● **DIRECTIVE**: Echo every one of the entries below word for word, leaving out the pictures.
— begin DATASET ENTRIES —
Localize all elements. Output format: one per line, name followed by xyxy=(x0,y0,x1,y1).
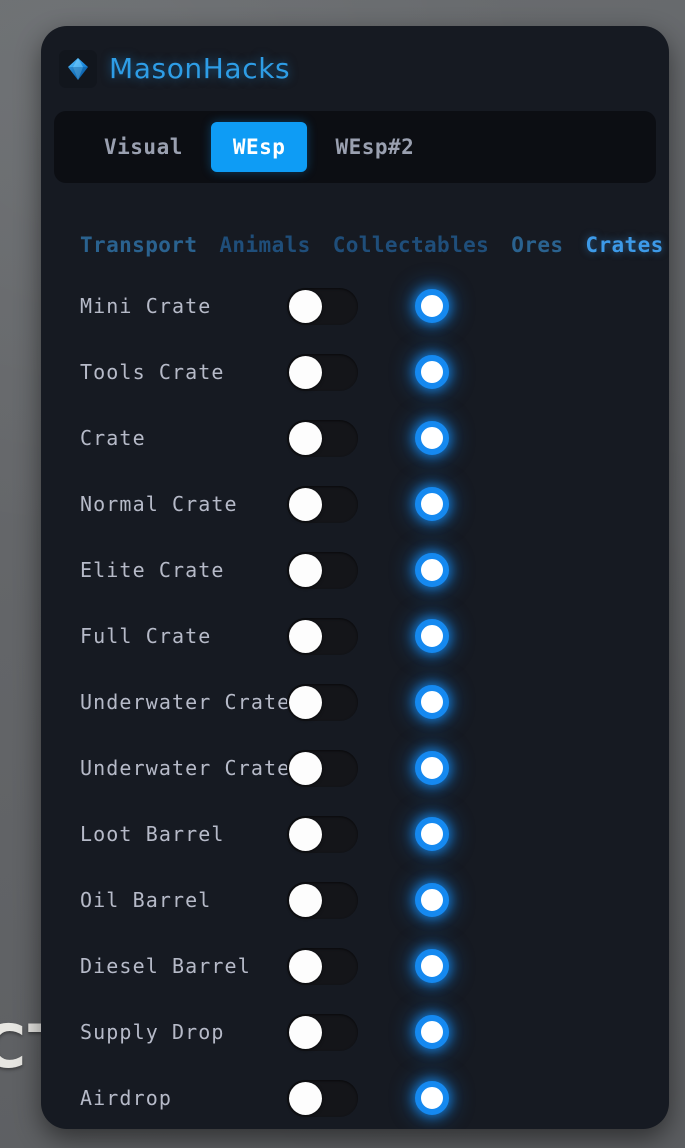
option-color-swatch[interactable] xyxy=(415,949,449,983)
option-label: Airdrop xyxy=(80,1086,172,1110)
option-label: Normal Crate xyxy=(80,492,238,516)
list-item: Mini Crate xyxy=(41,273,669,339)
app-title: MasonHacks xyxy=(109,52,291,85)
option-toggle[interactable] xyxy=(287,420,358,457)
toggle-knob xyxy=(289,752,322,785)
panel-titlebar: MasonHacks xyxy=(41,26,669,111)
tab-wesp[interactable]: WEsp xyxy=(210,122,308,172)
tab-wesp-2[interactable]: WEsp#2 xyxy=(335,135,415,159)
list-item: Underwater Crate xyxy=(41,735,669,801)
option-label: Mini Crate xyxy=(80,294,212,318)
category-collectables[interactable]: Collectables xyxy=(332,233,490,257)
option-toggle[interactable] xyxy=(287,1080,358,1117)
option-toggle[interactable] xyxy=(287,816,358,853)
option-label: Elite Crate xyxy=(80,558,225,582)
option-label: Diesel Barrel xyxy=(80,954,251,978)
option-toggle[interactable] xyxy=(287,1014,358,1051)
toggle-knob xyxy=(289,818,322,851)
option-label: Tools Crate xyxy=(80,360,225,384)
option-color-swatch[interactable] xyxy=(415,817,449,851)
option-toggle[interactable] xyxy=(287,882,358,919)
option-color-swatch[interactable] xyxy=(415,553,449,587)
category-animals[interactable]: Animals xyxy=(219,233,311,257)
toggle-knob xyxy=(289,950,322,983)
cheat-menu-panel: MasonHacks Visual WEsp WEsp#2 Transport … xyxy=(41,26,669,1129)
option-color-swatch[interactable] xyxy=(415,619,449,653)
option-toggle[interactable] xyxy=(287,750,358,787)
toggle-knob xyxy=(289,422,322,455)
option-color-swatch[interactable] xyxy=(415,1081,449,1115)
list-item: Oil Barrel xyxy=(41,867,669,933)
list-item: Elite Crate xyxy=(41,537,669,603)
tab-visual[interactable]: Visual xyxy=(104,135,183,159)
option-label: Underwater Crate xyxy=(80,756,291,780)
option-color-swatch[interactable] xyxy=(415,487,449,521)
toggle-knob xyxy=(289,554,322,587)
toggle-knob xyxy=(289,488,322,521)
option-label: Loot Barrel xyxy=(80,822,225,846)
option-color-swatch[interactable] xyxy=(415,355,449,389)
category-ores[interactable]: Ores xyxy=(511,233,564,257)
list-item: Crate xyxy=(41,405,669,471)
option-color-swatch[interactable] xyxy=(415,421,449,455)
option-list: Mini Crate Tools Crate Crate Normal Crat… xyxy=(41,273,669,1129)
option-toggle[interactable] xyxy=(287,618,358,655)
list-item: Underwater Crate xyxy=(41,669,669,735)
toggle-knob xyxy=(289,1082,322,1115)
option-toggle[interactable] xyxy=(287,486,358,523)
list-item: Full Crate xyxy=(41,603,669,669)
option-toggle[interactable] xyxy=(287,684,358,721)
category-crates[interactable]: Crates xyxy=(585,233,664,257)
option-color-swatch[interactable] xyxy=(415,685,449,719)
toggle-knob xyxy=(289,686,322,719)
toggle-knob xyxy=(289,884,322,917)
list-item: Diesel Barrel xyxy=(41,933,669,999)
option-label: Underwater Crate xyxy=(80,690,291,714)
diamond-gem-icon xyxy=(59,50,97,88)
option-toggle[interactable] xyxy=(287,948,358,985)
toggle-knob xyxy=(289,620,322,653)
list-item: Supply Drop xyxy=(41,999,669,1065)
option-toggle[interactable] xyxy=(287,552,358,589)
category-transport[interactable]: Transport xyxy=(80,233,198,257)
option-toggle[interactable] xyxy=(287,354,358,391)
toggle-knob xyxy=(289,290,322,323)
option-toggle[interactable] xyxy=(287,288,358,325)
option-label: Full Crate xyxy=(80,624,212,648)
list-item: Airdrop xyxy=(41,1065,669,1129)
category-nav: Transport Animals Collectables Ores Crat… xyxy=(41,225,669,265)
option-color-swatch[interactable] xyxy=(415,1015,449,1049)
tab-strip: Visual WEsp WEsp#2 xyxy=(54,111,656,183)
list-item: Normal Crate xyxy=(41,471,669,537)
toggle-knob xyxy=(289,356,322,389)
option-label: Oil Barrel xyxy=(80,888,212,912)
option-color-swatch[interactable] xyxy=(415,751,449,785)
option-label: Crate xyxy=(80,426,146,450)
option-label: Supply Drop xyxy=(80,1020,225,1044)
option-color-swatch[interactable] xyxy=(415,289,449,323)
list-item: Tools Crate xyxy=(41,339,669,405)
toggle-knob xyxy=(289,1016,322,1049)
option-color-swatch[interactable] xyxy=(415,883,449,917)
list-item: Loot Barrel xyxy=(41,801,669,867)
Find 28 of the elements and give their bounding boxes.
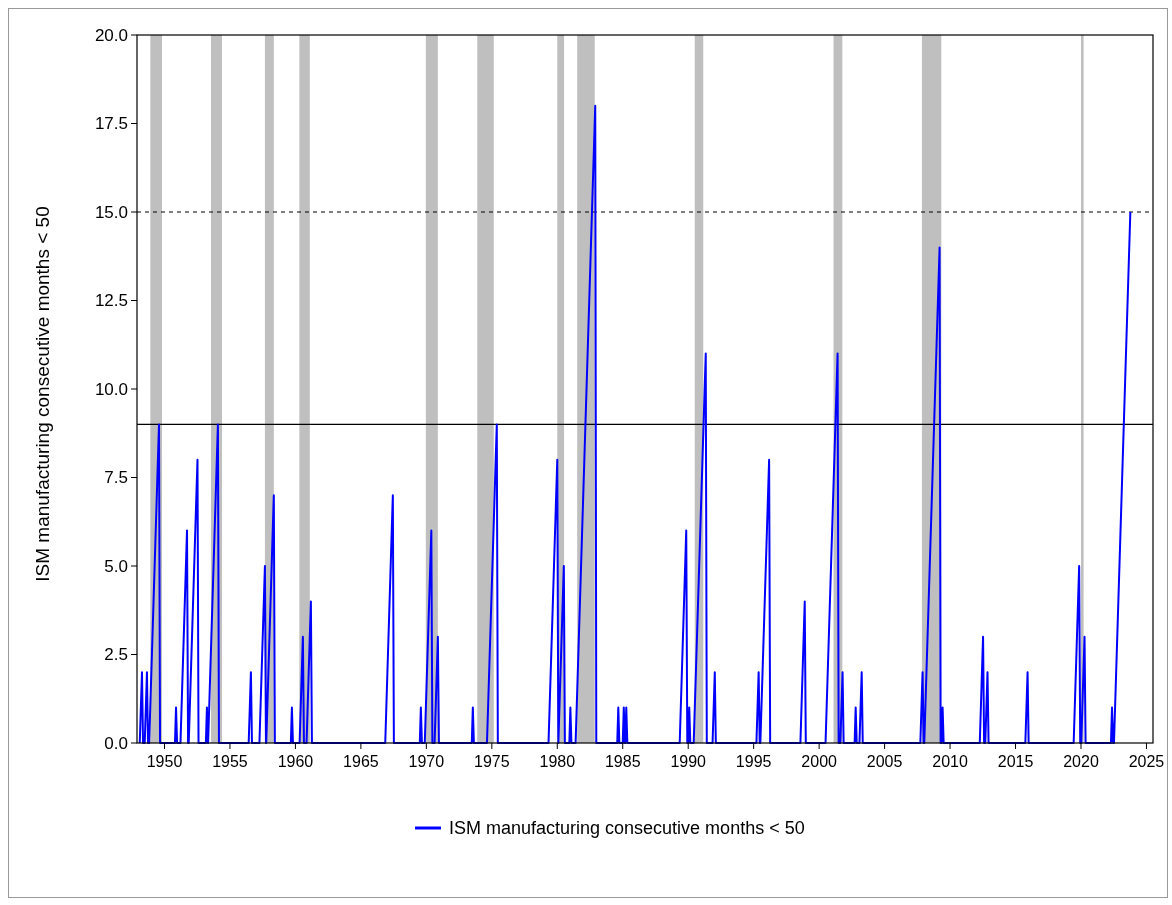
y-tick-label: 20.0: [94, 25, 128, 45]
x-tick-label: 2010: [932, 753, 968, 770]
line-series: [138, 104, 1132, 744]
x-tick-label: 1960: [277, 753, 314, 770]
y-tick-label: 10.0: [94, 379, 128, 399]
y-tick-label: 5.0: [104, 556, 128, 576]
x-tick-label: 1980: [539, 753, 576, 770]
y-tick-label: 2.5: [104, 645, 128, 665]
x-tick-label: 2015: [997, 753, 1034, 770]
x-tick-label: 1990: [670, 753, 707, 770]
x-tick-label: 1970: [408, 753, 445, 770]
x-tick-label: 1950: [146, 753, 183, 770]
x-tick-label: 2020: [1063, 753, 1099, 770]
legend-label: ISM manufacturing consecutive months < 50: [449, 818, 805, 839]
y-tick-label: 0.0: [104, 733, 128, 753]
y-tick-label: 12.5: [94, 291, 128, 311]
x-tick-label: 1955: [212, 753, 248, 770]
x-tick-label: 1975: [474, 753, 510, 770]
y-tick-label: 15.0: [94, 202, 128, 222]
y-tick-label: 17.5: [94, 114, 128, 134]
x-tick-label: 1995: [735, 753, 772, 770]
y-axis-title: ISM manufacturing consecutive months < 50: [32, 206, 53, 582]
x-tick-label: 2025: [1128, 753, 1165, 770]
x-tick-label: 1985: [604, 753, 641, 770]
x-tick-label: 1965: [343, 753, 379, 770]
y-tick-label: 7.5: [104, 468, 128, 488]
x-tick-label: 2000: [801, 753, 838, 770]
x-tick-label: 2005: [866, 753, 903, 770]
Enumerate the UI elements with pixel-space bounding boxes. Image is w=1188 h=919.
— end DATASET ENTRIES —
● **ANSWER IN FULL**:
Localize all elements. Output format: one per line, name followed by xyxy=(x0,y0,x1,y1).
option-color-swatch[interactable] xyxy=(415,949,449,983)
option-label: Airdrop xyxy=(80,1086,172,1110)
option-label: Normal Crate xyxy=(80,492,238,516)
list-item: Mini Crate xyxy=(41,273,669,339)
app-title: MasonHacks xyxy=(109,52,291,85)
option-toggle[interactable] xyxy=(287,420,358,457)
toggle-knob xyxy=(289,752,322,785)
panel-titlebar: MasonHacks xyxy=(41,26,669,111)
tab-wesp[interactable]: WEsp xyxy=(210,122,308,172)
tab-wesp-2[interactable]: WEsp#2 xyxy=(335,135,415,159)
list-item: Underwater Crate xyxy=(41,735,669,801)
option-label: Mini Crate xyxy=(80,294,212,318)
category-collectables[interactable]: Collectables xyxy=(332,233,490,257)
option-toggle[interactable] xyxy=(287,1080,358,1117)
option-toggle[interactable] xyxy=(287,816,358,853)
option-label: Elite Crate xyxy=(80,558,225,582)
option-label: Diesel Barrel xyxy=(80,954,251,978)
option-toggle[interactable] xyxy=(287,1014,358,1051)
toggle-knob xyxy=(289,818,322,851)
option-label: Tools Crate xyxy=(80,360,225,384)
option-color-swatch[interactable] xyxy=(415,817,449,851)
option-toggle[interactable] xyxy=(287,882,358,919)
option-color-swatch[interactable] xyxy=(415,553,449,587)
category-animals[interactable]: Animals xyxy=(219,233,311,257)
toggle-knob xyxy=(289,950,322,983)
cheat-menu-panel: MasonHacks Visual WEsp WEsp#2 Transport … xyxy=(41,26,669,1129)
option-color-swatch[interactable] xyxy=(415,619,449,653)
option-toggle[interactable] xyxy=(287,750,358,787)
toggle-knob xyxy=(289,422,322,455)
option-color-swatch[interactable] xyxy=(415,1081,449,1115)
list-item: Oil Barrel xyxy=(41,867,669,933)
list-item: Elite Crate xyxy=(41,537,669,603)
tab-visual[interactable]: Visual xyxy=(104,135,183,159)
option-label: Underwater Crate xyxy=(80,756,291,780)
option-color-swatch[interactable] xyxy=(415,487,449,521)
toggle-knob xyxy=(289,554,322,587)
toggle-knob xyxy=(289,488,322,521)
option-label: Loot Barrel xyxy=(80,822,225,846)
option-color-swatch[interactable] xyxy=(415,355,449,389)
category-ores[interactable]: Ores xyxy=(511,233,564,257)
list-item: Crate xyxy=(41,405,669,471)
option-color-swatch[interactable] xyxy=(415,421,449,455)
option-list: Mini Crate Tools Crate Crate Normal Crat… xyxy=(41,273,669,1129)
option-toggle[interactable] xyxy=(287,618,358,655)
list-item: Underwater Crate xyxy=(41,669,669,735)
toggle-knob xyxy=(289,1082,322,1115)
option-toggle[interactable] xyxy=(287,486,358,523)
list-item: Full Crate xyxy=(41,603,669,669)
option-toggle[interactable] xyxy=(287,684,358,721)
category-crates[interactable]: Crates xyxy=(585,233,664,257)
option-color-swatch[interactable] xyxy=(415,685,449,719)
toggle-knob xyxy=(289,686,322,719)
toggle-knob xyxy=(289,884,322,917)
list-item: Diesel Barrel xyxy=(41,933,669,999)
option-label: Underwater Crate xyxy=(80,690,291,714)
diamond-gem-icon xyxy=(59,50,97,88)
option-toggle[interactable] xyxy=(287,948,358,985)
toggle-knob xyxy=(289,620,322,653)
list-item: Supply Drop xyxy=(41,999,669,1065)
option-toggle[interactable] xyxy=(287,552,358,589)
category-transport[interactable]: Transport xyxy=(80,233,198,257)
option-toggle[interactable] xyxy=(287,354,358,391)
toggle-knob xyxy=(289,290,322,323)
option-toggle[interactable] xyxy=(287,288,358,325)
option-label: Full Crate xyxy=(80,624,212,648)
list-item: Airdrop xyxy=(41,1065,669,1129)
category-nav: Transport Animals Collectables Ores Crat… xyxy=(41,225,669,265)
option-color-swatch[interactable] xyxy=(415,1015,449,1049)
tab-strip: Visual WEsp WEsp#2 xyxy=(54,111,656,183)
list-item: Normal Crate xyxy=(41,471,669,537)
toggle-knob xyxy=(289,356,322,389)
option-label: Oil Barrel xyxy=(80,888,212,912)
option-color-swatch[interactable] xyxy=(415,751,449,785)
option-label: Crate xyxy=(80,426,146,450)
option-label: Supply Drop xyxy=(80,1020,225,1044)
option-color-swatch[interactable] xyxy=(415,289,449,323)
list-item: Tools Crate xyxy=(41,339,669,405)
toggle-knob xyxy=(289,1016,322,1049)
option-color-swatch[interactable] xyxy=(415,883,449,917)
list-item: Loot Barrel xyxy=(41,801,669,867)
Find 28 of the elements and give their bounding boxes.
y-tick-label: 20.0: [94, 25, 128, 45]
x-tick-label: 2010: [932, 753, 968, 770]
line-series: [138, 104, 1132, 744]
x-tick-label: 1960: [277, 753, 314, 770]
y-tick-label: 10.0: [94, 379, 128, 399]
y-tick-label: 5.0: [104, 556, 128, 576]
x-tick-label: 1980: [539, 753, 576, 770]
y-tick-label: 2.5: [104, 645, 128, 665]
x-tick-label: 2015: [997, 753, 1034, 770]
x-tick-label: 1990: [670, 753, 707, 770]
x-tick-label: 1970: [408, 753, 445, 770]
x-tick-label: 1950: [146, 753, 183, 770]
x-tick-label: 2020: [1063, 753, 1099, 770]
legend-label: ISM manufacturing consecutive months < 50: [449, 818, 805, 839]
y-tick-label: 0.0: [104, 733, 128, 753]
y-tick-label: 12.5: [94, 291, 128, 311]
x-tick-label: 1955: [212, 753, 248, 770]
x-tick-label: 1975: [474, 753, 510, 770]
y-tick-label: 15.0: [94, 202, 128, 222]
y-tick-label: 17.5: [94, 114, 128, 134]
x-tick-label: 1995: [735, 753, 772, 770]
y-axis-title: ISM manufacturing consecutive months < 50: [32, 206, 53, 582]
x-tick-label: 2025: [1128, 753, 1165, 770]
x-tick-label: 1985: [604, 753, 641, 770]
x-tick-label: 1965: [343, 753, 379, 770]
y-tick-label: 7.5: [104, 468, 128, 488]
x-tick-label: 2000: [801, 753, 838, 770]
x-tick-label: 2005: [866, 753, 903, 770]
Enumerate the UI elements with pixel-space bounding boxes. Image is w=1188 h=919.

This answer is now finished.